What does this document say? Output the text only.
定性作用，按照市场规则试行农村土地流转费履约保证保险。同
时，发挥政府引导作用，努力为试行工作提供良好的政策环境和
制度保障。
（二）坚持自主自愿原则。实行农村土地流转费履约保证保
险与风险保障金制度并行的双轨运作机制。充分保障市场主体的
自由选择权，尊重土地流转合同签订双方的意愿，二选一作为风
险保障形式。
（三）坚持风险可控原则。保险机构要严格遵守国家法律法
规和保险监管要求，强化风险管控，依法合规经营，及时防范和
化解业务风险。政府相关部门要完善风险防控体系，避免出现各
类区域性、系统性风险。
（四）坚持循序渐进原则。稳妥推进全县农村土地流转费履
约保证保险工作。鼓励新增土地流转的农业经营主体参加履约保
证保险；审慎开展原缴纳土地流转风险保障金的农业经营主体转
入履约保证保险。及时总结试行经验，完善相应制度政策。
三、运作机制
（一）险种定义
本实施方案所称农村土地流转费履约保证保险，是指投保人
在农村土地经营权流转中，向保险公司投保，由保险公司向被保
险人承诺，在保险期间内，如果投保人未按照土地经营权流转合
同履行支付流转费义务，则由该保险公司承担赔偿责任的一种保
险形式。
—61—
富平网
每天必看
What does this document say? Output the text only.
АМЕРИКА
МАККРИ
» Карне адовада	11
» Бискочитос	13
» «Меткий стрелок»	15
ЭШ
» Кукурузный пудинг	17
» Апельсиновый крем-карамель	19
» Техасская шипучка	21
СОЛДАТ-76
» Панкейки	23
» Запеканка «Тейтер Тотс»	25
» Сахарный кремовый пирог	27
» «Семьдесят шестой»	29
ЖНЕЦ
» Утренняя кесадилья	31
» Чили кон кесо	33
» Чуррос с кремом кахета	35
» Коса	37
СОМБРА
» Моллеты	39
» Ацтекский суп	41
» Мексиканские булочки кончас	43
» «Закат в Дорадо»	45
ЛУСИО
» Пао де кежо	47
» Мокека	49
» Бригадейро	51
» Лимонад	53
----
→ Work instructions:
Reproduce the complete set of lines precisely as supplied.

→ Result of the task:
What does this document say? Output the text only.
定性作用，按照市场规则试行农村土地流转费履约保证保险。同
时，发挥政府引导作用，努力为试行工作提供良好的政策环境和
制度保障。
（二）坚持自主自愿原则。实行农村土地流转费履约保证保
险与风险保障金制度并行的双轨运作机制。充分保障市场主体的
自由选择权，尊重土地流转合同签订双方的意愿，二选一作为风
险保障形式。
（三）坚持风险可控原则。保险机构要严格遵守国家法律法
规和保险监管要求，强化风险管控，依法合规经营，及时防范和
化解业务风险。政府相关部门要完善风险防控体系，避免出现各
类区域性、系统性风险。
（四）坚持循序渐进原则。稳妥推进全县农村土地流转费履
约保证保险工作。鼓励新增土地流转的农业经营主体参加履约保
证保险；审慎开展原缴纳土地流转风险保障金的农业经营主体转
入履约保证保险。及时总结试行经验，完善相应制度政策。
三、运作机制
（一）险种定义
本实施方案所称农村土地流转费履约保证保险，是指投保人
在农村土地经营权流转中，向保险公司投保，由保险公司向被保
险人承诺，在保险期间内，如果投保人未按照土地经营权流转合
同履行支付流转费义务，则由该保险公司承担赔偿责任的一种保
险形式。
—61—
富平网
每天必看
What does this document say? Output the text only.
АМЕРИКА
МАККРИ
» Карне адовада	11
» Бискочитос	13
» «Меткий стрелок»	15
ЭШ
» Кукурузный пудинг	17
» Апельсиновый крем-карамель	19
» Техасская шипучка	21
СОЛДАТ-76
» Панкейки	23
» Запеканка «Тейтер Тотс»	25
» Сахарный кремовый пирог	27
» «Семьдесят шестой»	29
ЖНЕЦ
» Утренняя кесадилья	31
» Чили кон кесо	33
» Чуррос с кремом кахета	35
» Коса	37
СОМБРА
» Моллеты	39
» Ацтекский суп	41
» Мексиканские булочки кончас	43
» «Закат в Дорадо»	45
ЛУСИО
» Пао де кежо	47
» Мокека	49
» Бригадейро	51
» Лимонад	53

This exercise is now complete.